Everything in the listing should be restated word for word.

* **Data entries**
** Start **
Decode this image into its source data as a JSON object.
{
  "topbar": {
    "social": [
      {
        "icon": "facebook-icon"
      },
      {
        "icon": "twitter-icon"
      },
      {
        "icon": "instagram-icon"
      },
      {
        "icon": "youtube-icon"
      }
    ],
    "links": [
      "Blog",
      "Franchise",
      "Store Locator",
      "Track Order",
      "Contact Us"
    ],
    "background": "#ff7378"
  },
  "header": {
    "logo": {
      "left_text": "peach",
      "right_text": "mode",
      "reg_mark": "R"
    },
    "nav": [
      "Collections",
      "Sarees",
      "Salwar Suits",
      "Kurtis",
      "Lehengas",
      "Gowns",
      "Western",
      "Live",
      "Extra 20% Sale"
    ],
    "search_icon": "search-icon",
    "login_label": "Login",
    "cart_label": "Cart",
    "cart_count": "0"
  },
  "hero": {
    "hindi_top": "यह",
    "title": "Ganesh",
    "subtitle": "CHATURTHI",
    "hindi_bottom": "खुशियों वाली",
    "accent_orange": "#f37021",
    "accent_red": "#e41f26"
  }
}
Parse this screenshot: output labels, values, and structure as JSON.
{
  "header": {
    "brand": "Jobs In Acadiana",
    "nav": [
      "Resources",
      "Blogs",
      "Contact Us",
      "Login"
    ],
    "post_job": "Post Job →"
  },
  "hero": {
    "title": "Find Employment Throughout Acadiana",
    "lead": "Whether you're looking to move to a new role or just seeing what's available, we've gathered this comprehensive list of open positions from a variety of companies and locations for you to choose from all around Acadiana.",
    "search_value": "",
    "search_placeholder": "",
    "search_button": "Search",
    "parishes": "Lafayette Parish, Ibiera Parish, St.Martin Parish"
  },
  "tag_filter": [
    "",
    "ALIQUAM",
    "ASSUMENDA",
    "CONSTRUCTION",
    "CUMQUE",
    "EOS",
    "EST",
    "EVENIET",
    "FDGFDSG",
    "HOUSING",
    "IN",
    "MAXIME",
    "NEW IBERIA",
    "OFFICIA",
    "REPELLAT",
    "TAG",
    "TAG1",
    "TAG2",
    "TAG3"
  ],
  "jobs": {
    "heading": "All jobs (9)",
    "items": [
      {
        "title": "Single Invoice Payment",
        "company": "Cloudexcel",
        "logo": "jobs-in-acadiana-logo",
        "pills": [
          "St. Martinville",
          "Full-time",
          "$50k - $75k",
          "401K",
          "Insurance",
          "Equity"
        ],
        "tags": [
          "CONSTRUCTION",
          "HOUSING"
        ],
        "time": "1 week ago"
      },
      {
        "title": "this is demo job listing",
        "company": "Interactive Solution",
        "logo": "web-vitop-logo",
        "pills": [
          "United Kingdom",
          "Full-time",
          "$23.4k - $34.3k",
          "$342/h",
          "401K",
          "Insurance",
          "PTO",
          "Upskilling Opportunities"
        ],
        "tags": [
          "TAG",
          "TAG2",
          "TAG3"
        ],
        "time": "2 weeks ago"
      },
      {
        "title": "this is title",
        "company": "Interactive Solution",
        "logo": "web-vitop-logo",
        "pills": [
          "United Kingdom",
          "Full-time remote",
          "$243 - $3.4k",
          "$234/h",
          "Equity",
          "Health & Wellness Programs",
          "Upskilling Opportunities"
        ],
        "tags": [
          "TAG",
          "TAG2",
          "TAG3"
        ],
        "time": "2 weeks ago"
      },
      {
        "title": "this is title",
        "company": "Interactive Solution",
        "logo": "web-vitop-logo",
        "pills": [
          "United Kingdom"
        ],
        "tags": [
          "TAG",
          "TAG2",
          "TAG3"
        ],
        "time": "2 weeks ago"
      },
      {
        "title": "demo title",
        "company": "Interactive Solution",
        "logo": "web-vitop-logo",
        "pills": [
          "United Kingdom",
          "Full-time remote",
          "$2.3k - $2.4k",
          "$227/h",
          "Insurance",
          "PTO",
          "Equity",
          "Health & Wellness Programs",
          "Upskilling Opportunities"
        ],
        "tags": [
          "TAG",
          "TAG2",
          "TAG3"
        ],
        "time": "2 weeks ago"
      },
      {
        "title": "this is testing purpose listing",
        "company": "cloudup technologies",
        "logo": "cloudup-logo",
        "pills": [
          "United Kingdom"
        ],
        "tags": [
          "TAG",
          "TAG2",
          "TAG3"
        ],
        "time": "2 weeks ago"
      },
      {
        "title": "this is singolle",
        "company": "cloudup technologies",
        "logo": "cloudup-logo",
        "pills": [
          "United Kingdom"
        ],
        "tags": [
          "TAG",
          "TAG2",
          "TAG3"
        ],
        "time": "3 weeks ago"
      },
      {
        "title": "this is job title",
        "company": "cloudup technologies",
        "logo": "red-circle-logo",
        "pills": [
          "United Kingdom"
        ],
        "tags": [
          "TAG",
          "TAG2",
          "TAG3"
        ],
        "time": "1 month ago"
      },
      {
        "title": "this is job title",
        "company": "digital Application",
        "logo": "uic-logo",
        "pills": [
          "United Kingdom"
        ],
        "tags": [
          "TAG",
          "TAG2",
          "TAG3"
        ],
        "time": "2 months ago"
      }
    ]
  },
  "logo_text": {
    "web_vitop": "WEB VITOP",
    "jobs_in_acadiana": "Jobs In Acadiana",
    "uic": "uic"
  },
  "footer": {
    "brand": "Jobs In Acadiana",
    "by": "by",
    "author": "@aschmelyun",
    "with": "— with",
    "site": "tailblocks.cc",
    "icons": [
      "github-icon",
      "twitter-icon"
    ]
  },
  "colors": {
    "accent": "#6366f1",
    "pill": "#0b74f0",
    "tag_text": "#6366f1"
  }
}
** End **
* **Completed task**
Decode this image into its source data as a JSON object.
{
  "topbar": {
    "social": [
      {
        "icon": "facebook-icon"
      },
      {
        "icon": "twitter-icon"
      },
      {
        "icon": "instagram-icon"
      },
      {
        "icon": "youtube-icon"
      }
    ],
    "links": [
      "Blog",
      "Franchise",
      "Store Locator",
      "Track Order",
      "Contact Us"
    ],
    "background": "#ff7378"
  },
  "header": {
    "logo": {
      "left_text": "peach",
      "right_text": "mode",
      "reg_mark": "R"
    },
    "nav": [
      "Collections",
      "Sarees",
      "Salwar Suits",
      "Kurtis",
      "Lehengas",
      "Gowns",
      "Western",
      "Live",
      "Extra 20% Sale"
    ],
    "search_icon": "search-icon",
    "login_label": "Login",
    "cart_label": "Cart",
    "cart_count": "0"
  },
  "hero": {
    "hindi_top": "यह",
    "title": "Ganesh",
    "subtitle": "CHATURTHI",
    "hindi_bottom": "खुशियों वाली",
    "accent_orange": "#f37021",
    "accent_red": "#e41f26"
  }
}
Parse this screenshot: output labels, values, and structure as JSON.
{
  "header": {
    "brand": "Jobs In Acadiana",
    "nav": [
      "Resources",
      "Blogs",
      "Contact Us",
      "Login"
    ],
    "post_job": "Post Job →"
  },
  "hero": {
    "title": "Find Employment Throughout Acadiana",
    "lead": "Whether you're looking to move to a new role or just seeing what's available, we've gathered this comprehensive list of open positions from a variety of companies and locations for you to choose from all around Acadiana.",
    "search_value": "",
    "search_placeholder": "",
    "search_button": "Search",
    "parishes": "Lafayette Parish, Ibiera Parish, St.Martin Parish"
  },
  "tag_filter": [
    "",
    "ALIQUAM",
    "ASSUMENDA",
    "CONSTRUCTION",
    "CUMQUE",
    "EOS",
    "EST",
    "EVENIET",
    "FDGFDSG",
    "HOUSING",
    "IN",
    "MAXIME",
    "NEW IBERIA",
    "OFFICIA",
    "REPELLAT",
    "TAG",
    "TAG1",
    "TAG2",
    "TAG3"
  ],
  "jobs": {
    "heading": "All jobs (9)",
    "items": [
      {
        "title": "Single Invoice Payment",
        "company": "Cloudexcel",
        "logo": "jobs-in-acadiana-logo",
        "pills": [
          "St. Martinville",
          "Full-time",
          "$50k - $75k",
          "401K",
          "Insurance",
          "Equity"
        ],
        "tags": [
          "CONSTRUCTION",
          "HOUSING"
        ],
        "time": "1 week ago"
      },
      {
        "title": "this is demo job listing",
        "company": "Interactive Solution",
        "logo": "web-vitop-logo",
        "pills": [
          "United Kingdom",
          "Full-time",
          "$23.4k - $34.3k",
          "$342/h",
          "401K",
          "Insurance",
          "PTO",
          "Upskilling Opportunities"
        ],
        "tags": [
          "TAG",
          "TAG2",
          "TAG3"
        ],
        "time": "2 weeks ago"
      },
      {
        "title": "this is title",
        "company": "Interactive Solution",
        "logo": "web-vitop-logo",
        "pills": [
          "United Kingdom",
          "Full-time remote",
          "$243 - $3.4k",
          "$234/h",
          "Equity",
          "Health & Wellness Programs",
          "Upskilling Opportunities"
        ],
        "tags": [
          "TAG",
          "TAG2",
          "TAG3"
        ],
        "time": "2 weeks ago"
      },
      {
        "title": "this is title",
        "company": "Interactive Solution",
        "logo": "web-vitop-logo",
        "pills": [
          "United Kingdom"
        ],
        "tags": [
          "TAG",
          "TAG2",
          "TAG3"
        ],
        "time": "2 weeks ago"
      },
      {
        "title": "demo title",
        "company": "Interactive Solution",
        "logo": "web-vitop-logo",
        "pills": [
          "United Kingdom",
          "Full-time remote",
          "$2.3k - $2.4k",
          "$227/h",
          "Insurance",
          "PTO",
          "Equity",
          "Health & Wellness Programs",
          "Upskilling Opportunities"
        ],
        "tags": [
          "TAG",
          "TAG2",
          "TAG3"
        ],
        "time": "2 weeks ago"
      },
      {
        "title": "this is testing purpose listing",
        "company": "cloudup technologies",
        "logo": "cloudup-logo",
        "pills": [
          "United Kingdom"
        ],
        "tags": [
          "TAG",
          "TAG2",
          "TAG3"
        ],
        "time": "2 weeks ago"
      },
      {
        "title": "this is singolle",
        "company": "cloudup technologies",
        "logo": "cloudup-logo",
        "pills": [
          "United Kingdom"
        ],
        "tags": [
          "TAG",
          "TAG2",
          "TAG3"
        ],
        "time": "3 weeks ago"
      },
      {
        "title": "this is job title",
        "company": "cloudup technologies",
        "logo": "red-circle-logo",
        "pills": [
          "United Kingdom"
        ],
        "tags": [
          "TAG",
          "TAG2",
          "TAG3"
        ],
        "time": "1 month ago"
      },
      {
        "title": "this is job title",
        "company": "digital Application",
        "logo": "uic-logo",
        "pills": [
          "United Kingdom"
        ],
        "tags": [
          "TAG",
          "TAG2",
          "TAG3"
        ],
        "time": "2 months ago"
      }
    ]
  },
  "logo_text": {
    "web_vitop": "WEB VITOP",
    "jobs_in_acadiana": "Jobs In Acadiana",
    "uic": "uic"
  },
  "footer": {
    "brand": "Jobs In Acadiana",
    "by": "by",
    "author": "@aschmelyun",
    "with": "— with",
    "site": "tailblocks.cc",
    "icons": [
      "github-icon",
      "twitter-icon"
    ]
  },
  "colors": {
    "accent": "#6366f1",
    "pill": "#0b74f0",
    "tag_text": "#6366f1"
  }
}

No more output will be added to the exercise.